**Problem to work on**.
Retype everything in the listing, leaving each line exactly as it is.

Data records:
▽
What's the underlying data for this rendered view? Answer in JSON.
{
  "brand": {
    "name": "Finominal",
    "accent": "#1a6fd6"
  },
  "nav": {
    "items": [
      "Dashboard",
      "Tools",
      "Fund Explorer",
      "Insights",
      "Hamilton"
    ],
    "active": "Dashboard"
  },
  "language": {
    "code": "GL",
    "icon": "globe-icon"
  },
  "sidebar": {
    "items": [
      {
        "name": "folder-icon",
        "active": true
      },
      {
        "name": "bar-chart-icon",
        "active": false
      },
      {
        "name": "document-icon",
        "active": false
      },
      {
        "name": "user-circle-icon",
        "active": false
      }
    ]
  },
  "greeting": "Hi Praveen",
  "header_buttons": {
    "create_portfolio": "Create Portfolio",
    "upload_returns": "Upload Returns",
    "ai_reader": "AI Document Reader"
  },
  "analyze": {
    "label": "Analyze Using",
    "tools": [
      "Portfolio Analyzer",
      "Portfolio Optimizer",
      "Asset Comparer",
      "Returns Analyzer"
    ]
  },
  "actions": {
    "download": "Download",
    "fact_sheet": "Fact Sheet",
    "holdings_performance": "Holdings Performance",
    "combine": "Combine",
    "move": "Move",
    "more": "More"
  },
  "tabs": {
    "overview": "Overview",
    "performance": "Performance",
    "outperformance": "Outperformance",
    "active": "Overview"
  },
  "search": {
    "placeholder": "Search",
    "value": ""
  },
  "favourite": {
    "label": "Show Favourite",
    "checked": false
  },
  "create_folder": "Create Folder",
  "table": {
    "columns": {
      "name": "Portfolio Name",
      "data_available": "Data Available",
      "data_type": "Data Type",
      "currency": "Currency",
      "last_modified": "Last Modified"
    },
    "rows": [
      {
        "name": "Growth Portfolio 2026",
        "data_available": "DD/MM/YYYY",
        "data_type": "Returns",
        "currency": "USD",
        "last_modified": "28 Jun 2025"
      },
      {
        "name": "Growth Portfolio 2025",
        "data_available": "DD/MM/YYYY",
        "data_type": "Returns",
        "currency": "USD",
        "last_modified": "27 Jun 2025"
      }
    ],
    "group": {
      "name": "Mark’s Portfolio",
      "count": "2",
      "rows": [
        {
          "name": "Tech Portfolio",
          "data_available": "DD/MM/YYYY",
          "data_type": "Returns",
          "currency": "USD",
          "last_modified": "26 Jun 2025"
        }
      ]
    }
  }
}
△
**Task output**.
What's the underlying data for this rendered view? Answer in JSON.
{
  "brand": {
    "name": "Finominal",
    "accent": "#1a6fd6"
  },
  "nav": {
    "items": [
      "Dashboard",
      "Tools",
      "Fund Explorer",
      "Insights",
      "Hamilton"
    ],
    "active": "Dashboard"
  },
  "language": {
    "code": "GL",
    "icon": "globe-icon"
  },
  "sidebar": {
    "items": [
      {
        "name": "folder-icon",
        "active": true
      },
      {
        "name": "bar-chart-icon",
        "active": false
      },
      {
        "name": "document-icon",
        "active": false
      },
      {
        "name": "user-circle-icon",
        "active": false
      }
    ]
  },
  "greeting": "Hi Praveen",
  "header_buttons": {
    "create_portfolio": "Create Portfolio",
    "upload_returns": "Upload Returns",
    "ai_reader": "AI Document Reader"
  },
  "analyze": {
    "label": "Analyze Using",
    "tools": [
      "Portfolio Analyzer",
      "Portfolio Optimizer",
      "Asset Comparer",
      "Returns Analyzer"
    ]
  },
  "actions": {
    "download": "Download",
    "fact_sheet": "Fact Sheet",
    "holdings_performance": "Holdings Performance",
    "combine": "Combine",
    "move": "Move",
    "more": "More"
  },
  "tabs": {
    "overview": "Overview",
    "performance": "Performance",
    "outperformance": "Outperformance",
    "active": "Overview"
  },
  "search": {
    "placeholder": "Search",
    "value": ""
  },
  "favourite": {
    "label": "Show Favourite",
    "checked": false
  },
  "create_folder": "Create Folder",
  "table": {
    "columns": {
      "name": "Portfolio Name",
      "data_available": "Data Available",
      "data_type": "Data Type",
      "currency": "Currency",
      "last_modified": "Last Modified"
    },
    "rows": [
      {
        "name": "Growth Portfolio 2026",
        "data_available": "DD/MM/YYYY",
        "data_type": "Returns",
        "currency": "USD",
        "last_modified": "28 Jun 2025"
      },
      {
        "name": "Growth Portfolio 2025",
        "data_available": "DD/MM/YYYY",
        "data_type": "Returns",
        "currency": "USD",
        "last_modified": "27 Jun 2025"
      }
    ],
    "group": {
      "name": "Mark’s Portfolio",
      "count": "2",
      "rows": [
        {
          "name": "Tech Portfolio",
          "data_available": "DD/MM/YYYY",
          "data_type": "Returns",
          "currency": "USD",
          "last_modified": "26 Jun 2025"
        }
      ]
    }
  }
}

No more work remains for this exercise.